>> start

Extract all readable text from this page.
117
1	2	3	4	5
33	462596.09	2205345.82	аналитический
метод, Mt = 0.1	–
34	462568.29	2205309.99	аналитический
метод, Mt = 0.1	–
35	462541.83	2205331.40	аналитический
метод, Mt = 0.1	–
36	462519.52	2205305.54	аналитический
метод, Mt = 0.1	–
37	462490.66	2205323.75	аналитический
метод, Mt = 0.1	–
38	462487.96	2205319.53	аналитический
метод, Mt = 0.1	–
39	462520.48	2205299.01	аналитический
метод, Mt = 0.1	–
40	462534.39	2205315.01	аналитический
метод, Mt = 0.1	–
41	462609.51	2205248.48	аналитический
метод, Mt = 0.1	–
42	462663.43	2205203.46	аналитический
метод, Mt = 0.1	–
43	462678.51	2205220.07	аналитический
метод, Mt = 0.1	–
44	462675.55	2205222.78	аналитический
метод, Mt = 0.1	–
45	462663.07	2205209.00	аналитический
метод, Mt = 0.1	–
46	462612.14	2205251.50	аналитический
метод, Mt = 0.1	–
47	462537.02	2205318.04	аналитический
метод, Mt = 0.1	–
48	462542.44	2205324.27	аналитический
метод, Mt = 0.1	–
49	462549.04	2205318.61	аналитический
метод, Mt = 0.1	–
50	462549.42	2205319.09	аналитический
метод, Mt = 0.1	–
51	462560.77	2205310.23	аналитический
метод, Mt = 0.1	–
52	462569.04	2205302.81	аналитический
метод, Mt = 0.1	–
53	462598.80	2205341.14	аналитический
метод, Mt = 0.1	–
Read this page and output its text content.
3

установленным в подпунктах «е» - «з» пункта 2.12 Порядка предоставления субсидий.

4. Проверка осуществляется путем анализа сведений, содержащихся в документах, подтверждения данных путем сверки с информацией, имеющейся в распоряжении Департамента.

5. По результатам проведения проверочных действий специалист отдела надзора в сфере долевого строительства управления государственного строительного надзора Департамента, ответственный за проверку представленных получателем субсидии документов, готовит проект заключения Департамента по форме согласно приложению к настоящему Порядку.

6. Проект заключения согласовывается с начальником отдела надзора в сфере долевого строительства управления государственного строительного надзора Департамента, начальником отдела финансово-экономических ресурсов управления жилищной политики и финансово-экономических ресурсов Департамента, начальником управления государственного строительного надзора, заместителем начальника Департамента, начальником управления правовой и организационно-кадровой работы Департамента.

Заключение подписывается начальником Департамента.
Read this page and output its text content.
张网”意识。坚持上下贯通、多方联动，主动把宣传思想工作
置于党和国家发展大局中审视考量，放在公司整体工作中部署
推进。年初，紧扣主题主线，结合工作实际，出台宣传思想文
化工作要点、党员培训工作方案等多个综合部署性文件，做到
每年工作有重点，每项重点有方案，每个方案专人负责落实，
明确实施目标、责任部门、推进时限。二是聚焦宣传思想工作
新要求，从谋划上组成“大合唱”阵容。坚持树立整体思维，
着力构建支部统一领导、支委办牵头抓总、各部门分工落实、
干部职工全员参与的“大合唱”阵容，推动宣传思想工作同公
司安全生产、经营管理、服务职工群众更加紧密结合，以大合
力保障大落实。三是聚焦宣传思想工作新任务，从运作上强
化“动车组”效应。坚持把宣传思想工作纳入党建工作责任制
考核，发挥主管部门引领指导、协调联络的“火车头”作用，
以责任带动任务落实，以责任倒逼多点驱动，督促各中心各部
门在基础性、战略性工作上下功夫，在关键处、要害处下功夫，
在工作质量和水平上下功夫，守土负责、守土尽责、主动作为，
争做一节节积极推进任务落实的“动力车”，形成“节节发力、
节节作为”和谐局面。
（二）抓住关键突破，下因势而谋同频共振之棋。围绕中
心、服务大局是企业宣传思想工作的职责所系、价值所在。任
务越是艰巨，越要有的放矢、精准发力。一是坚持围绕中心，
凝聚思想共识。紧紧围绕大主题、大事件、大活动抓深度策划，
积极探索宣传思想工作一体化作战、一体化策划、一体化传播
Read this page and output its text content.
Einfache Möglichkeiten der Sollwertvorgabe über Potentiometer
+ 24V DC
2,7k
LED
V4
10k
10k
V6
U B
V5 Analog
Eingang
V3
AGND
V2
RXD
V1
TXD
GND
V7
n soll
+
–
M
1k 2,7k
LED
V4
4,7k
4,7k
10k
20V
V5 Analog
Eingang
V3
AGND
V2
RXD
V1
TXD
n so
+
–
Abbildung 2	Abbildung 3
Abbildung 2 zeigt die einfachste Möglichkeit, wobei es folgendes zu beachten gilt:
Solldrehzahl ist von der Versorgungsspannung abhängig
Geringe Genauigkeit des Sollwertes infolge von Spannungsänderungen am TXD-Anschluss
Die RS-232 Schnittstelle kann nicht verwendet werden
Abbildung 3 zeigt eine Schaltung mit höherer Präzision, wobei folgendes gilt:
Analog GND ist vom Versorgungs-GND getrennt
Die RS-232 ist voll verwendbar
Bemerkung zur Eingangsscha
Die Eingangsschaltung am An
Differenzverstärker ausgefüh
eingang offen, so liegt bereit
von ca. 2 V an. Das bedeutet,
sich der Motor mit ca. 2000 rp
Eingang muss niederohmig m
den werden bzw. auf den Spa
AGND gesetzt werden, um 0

>> end

» EXERCISE GOAL: Find all lines holding the string "надзора" and copy them.

» REPLY:
5. По результатам проведения проверочных действий специалист отдела надзора в сфере долевого строительства управления государственного строительного надзора Департамента, ответственный за проверку представленных получателем субсидии документов, готовит проект заключения Департамента по форме согласно приложению к настоящему Порядку.
6. Проект заключения согласовывается с начальником отдела надзора в сфере долевого строительства управления государственного строительного надзора Департамента, начальником отдела финансово-экономических ресурсов управления жилищной политики и финансово-экономических ресурсов Департамента, начальником управления государственного строительного надзора, заместителем начальника Департамента, начальником управления правовой и организационно-кадровой работы Департамента.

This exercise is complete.